### Goal of the exercise
Select every line holding the word "конструкций" and copy it.

### Dataset rows
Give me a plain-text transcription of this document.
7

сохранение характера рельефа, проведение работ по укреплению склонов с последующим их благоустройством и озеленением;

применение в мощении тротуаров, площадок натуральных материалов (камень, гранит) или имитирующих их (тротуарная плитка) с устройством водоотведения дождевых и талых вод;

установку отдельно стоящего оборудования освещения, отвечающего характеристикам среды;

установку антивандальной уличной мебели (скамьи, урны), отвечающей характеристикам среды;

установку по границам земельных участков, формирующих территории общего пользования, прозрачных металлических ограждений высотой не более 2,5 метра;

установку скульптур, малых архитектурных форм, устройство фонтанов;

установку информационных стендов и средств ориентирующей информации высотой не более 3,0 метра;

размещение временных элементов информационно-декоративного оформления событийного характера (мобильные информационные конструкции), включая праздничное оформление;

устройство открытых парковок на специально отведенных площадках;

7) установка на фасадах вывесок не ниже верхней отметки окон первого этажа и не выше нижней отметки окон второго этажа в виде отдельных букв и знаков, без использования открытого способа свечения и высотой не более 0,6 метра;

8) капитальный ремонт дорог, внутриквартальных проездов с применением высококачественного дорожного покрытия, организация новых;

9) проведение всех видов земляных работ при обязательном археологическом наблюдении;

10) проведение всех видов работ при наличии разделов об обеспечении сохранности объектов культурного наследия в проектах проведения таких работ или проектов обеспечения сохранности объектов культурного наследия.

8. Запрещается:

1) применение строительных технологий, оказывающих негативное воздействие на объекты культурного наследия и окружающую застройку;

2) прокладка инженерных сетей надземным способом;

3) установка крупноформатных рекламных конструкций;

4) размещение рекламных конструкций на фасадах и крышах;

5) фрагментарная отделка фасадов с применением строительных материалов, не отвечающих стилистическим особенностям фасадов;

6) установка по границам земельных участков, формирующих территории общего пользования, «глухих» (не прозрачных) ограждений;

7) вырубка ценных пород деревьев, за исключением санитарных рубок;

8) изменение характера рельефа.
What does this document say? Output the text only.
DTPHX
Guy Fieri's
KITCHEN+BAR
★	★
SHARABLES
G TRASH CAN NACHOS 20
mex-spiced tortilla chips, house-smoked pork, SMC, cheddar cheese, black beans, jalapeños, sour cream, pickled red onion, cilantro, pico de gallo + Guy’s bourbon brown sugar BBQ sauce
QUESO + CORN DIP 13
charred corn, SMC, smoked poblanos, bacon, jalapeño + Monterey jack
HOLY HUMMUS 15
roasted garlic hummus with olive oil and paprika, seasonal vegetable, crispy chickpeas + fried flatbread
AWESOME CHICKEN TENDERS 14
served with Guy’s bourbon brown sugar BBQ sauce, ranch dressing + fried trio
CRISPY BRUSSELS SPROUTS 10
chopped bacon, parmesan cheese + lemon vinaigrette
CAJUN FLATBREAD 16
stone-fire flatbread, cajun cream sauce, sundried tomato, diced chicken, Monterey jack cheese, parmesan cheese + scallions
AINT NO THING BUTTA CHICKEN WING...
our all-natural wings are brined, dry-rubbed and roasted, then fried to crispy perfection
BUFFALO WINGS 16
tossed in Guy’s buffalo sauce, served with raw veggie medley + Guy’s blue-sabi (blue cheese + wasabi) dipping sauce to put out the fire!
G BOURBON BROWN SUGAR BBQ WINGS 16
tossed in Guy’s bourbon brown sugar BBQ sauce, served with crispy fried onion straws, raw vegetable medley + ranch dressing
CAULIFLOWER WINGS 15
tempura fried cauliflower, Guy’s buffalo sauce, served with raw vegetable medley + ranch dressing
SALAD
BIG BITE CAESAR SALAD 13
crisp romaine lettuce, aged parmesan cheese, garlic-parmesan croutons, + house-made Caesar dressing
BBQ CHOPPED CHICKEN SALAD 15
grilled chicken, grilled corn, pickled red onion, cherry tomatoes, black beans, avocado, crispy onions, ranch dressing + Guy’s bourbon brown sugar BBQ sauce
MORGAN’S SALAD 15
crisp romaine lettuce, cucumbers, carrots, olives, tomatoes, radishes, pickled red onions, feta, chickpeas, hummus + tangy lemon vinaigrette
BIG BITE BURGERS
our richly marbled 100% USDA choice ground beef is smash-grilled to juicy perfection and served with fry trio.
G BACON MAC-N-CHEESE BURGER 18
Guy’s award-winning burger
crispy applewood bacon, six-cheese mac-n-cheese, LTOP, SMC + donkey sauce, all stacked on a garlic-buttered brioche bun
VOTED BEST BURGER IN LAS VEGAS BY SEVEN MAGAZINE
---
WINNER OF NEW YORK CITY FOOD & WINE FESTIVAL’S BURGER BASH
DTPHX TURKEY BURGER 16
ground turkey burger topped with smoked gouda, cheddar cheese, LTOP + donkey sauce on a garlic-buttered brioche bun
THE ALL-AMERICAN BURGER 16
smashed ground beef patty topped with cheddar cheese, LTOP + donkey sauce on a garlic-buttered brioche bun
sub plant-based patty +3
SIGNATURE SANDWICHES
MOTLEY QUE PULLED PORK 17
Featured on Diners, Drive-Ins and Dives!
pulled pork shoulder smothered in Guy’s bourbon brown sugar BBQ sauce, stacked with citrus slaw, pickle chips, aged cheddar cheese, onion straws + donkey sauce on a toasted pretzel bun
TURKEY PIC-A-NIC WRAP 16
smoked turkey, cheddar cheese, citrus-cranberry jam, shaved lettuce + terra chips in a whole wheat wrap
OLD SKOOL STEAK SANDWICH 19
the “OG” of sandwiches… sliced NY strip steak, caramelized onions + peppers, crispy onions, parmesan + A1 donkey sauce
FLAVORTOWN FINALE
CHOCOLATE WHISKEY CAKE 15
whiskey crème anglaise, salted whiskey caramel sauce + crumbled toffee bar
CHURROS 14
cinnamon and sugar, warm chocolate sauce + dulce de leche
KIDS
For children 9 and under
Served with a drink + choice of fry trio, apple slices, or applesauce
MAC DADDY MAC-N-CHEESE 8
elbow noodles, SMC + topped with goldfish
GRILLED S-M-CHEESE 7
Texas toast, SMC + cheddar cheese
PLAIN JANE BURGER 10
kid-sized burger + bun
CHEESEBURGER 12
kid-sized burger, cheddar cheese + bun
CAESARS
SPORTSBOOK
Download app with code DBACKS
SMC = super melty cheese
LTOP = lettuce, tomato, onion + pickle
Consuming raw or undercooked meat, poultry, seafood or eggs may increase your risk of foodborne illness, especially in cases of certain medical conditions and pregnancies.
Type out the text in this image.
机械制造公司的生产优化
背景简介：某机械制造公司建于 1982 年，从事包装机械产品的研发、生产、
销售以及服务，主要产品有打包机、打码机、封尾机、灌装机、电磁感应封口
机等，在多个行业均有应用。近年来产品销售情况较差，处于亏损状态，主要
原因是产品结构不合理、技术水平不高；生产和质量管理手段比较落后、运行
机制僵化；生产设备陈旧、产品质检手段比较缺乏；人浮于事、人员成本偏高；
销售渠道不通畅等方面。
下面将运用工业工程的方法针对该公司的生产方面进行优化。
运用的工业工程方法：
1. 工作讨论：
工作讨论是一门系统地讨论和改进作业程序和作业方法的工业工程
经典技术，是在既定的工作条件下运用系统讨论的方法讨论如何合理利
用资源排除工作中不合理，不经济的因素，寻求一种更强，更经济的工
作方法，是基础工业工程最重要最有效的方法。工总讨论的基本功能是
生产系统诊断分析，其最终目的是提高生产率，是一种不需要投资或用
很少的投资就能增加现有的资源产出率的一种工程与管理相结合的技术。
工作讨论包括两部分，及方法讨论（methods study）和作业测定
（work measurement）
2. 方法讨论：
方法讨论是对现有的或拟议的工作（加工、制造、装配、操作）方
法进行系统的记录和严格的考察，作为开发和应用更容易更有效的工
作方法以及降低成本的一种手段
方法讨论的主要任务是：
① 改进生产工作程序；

### Result of this exercise
3) установка крупноформатных рекламных конструкций;
4) размещение рекламных конструкций на фасадах и крышах;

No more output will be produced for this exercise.